WORKING DATA:

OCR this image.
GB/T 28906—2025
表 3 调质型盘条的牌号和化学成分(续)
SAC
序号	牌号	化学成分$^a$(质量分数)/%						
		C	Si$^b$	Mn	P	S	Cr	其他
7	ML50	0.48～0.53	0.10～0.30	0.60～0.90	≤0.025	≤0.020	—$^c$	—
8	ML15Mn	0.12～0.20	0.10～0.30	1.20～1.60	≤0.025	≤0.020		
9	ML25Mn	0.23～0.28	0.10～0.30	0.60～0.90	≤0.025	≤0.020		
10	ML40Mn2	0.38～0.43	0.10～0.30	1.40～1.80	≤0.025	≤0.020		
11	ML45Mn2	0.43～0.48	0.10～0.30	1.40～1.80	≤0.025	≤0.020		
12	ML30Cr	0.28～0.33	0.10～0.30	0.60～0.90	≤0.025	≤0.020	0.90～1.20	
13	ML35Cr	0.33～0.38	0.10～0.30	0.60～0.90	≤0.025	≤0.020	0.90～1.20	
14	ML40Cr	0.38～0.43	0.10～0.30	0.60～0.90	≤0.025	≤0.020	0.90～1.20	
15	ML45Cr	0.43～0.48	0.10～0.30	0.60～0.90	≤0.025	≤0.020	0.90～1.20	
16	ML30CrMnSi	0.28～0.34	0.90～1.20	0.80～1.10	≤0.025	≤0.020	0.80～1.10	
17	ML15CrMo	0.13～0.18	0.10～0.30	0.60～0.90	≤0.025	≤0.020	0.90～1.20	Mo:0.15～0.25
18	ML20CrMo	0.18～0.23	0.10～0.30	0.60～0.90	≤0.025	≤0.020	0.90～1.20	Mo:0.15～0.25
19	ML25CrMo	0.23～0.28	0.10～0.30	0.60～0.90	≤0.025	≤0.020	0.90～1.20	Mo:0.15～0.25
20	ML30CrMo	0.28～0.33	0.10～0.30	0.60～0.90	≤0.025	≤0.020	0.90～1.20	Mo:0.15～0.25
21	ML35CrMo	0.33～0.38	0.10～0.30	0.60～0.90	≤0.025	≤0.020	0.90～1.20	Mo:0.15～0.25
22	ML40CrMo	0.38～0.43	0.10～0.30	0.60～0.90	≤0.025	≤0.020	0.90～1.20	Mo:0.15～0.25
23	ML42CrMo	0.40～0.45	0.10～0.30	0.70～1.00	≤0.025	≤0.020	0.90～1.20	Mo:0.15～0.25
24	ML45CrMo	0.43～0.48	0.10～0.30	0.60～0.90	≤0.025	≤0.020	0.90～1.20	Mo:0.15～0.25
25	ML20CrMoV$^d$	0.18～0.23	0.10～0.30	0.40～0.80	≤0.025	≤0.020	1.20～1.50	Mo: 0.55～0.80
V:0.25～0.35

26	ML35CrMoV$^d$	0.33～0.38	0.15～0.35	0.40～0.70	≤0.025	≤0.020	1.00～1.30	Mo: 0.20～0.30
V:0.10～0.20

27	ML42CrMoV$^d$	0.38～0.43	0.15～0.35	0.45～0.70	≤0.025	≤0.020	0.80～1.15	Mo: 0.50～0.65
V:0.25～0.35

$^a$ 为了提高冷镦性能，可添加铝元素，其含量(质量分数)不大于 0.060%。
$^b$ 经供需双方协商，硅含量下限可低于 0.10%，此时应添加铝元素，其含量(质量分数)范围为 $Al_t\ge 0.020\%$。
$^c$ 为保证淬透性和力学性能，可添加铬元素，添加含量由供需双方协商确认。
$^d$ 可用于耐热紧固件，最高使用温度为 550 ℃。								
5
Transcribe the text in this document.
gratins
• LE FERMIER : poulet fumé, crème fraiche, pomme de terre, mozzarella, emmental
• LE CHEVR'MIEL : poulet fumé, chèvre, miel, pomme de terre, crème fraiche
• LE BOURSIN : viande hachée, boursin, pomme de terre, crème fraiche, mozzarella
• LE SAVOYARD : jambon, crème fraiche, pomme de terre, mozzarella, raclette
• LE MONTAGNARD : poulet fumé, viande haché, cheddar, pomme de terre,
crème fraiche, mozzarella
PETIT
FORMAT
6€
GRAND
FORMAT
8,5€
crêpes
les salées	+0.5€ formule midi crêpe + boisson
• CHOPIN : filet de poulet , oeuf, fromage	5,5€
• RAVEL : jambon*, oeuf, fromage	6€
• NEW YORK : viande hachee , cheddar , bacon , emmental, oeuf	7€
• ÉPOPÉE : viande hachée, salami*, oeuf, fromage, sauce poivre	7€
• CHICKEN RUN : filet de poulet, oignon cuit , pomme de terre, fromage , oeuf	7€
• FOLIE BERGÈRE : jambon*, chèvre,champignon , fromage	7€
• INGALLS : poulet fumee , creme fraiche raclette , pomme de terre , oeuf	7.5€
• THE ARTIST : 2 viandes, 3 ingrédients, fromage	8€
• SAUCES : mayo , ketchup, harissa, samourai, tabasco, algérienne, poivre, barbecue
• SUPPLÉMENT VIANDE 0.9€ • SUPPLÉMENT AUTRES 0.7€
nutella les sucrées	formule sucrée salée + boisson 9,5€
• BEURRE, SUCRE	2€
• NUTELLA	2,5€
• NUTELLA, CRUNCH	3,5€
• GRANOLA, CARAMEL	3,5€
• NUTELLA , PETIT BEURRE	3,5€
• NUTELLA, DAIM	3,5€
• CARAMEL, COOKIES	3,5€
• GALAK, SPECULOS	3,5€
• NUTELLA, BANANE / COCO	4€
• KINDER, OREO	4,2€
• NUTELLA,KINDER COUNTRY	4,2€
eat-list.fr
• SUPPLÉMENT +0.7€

WHAT THE TASK REQUIRES: Show the lines of the records that contain the word "fumé".

ANSWER IN FULL:
• LE FERMIER : poulet fumé, crème fraiche, pomme de terre, mozzarella, emmental
• LE CHEVR'MIEL : poulet fumé, chèvre, miel, pomme de terre, crème fraiche
• LE MONTAGNARD : poulet fumé, viande haché, cheddar, pomme de terre,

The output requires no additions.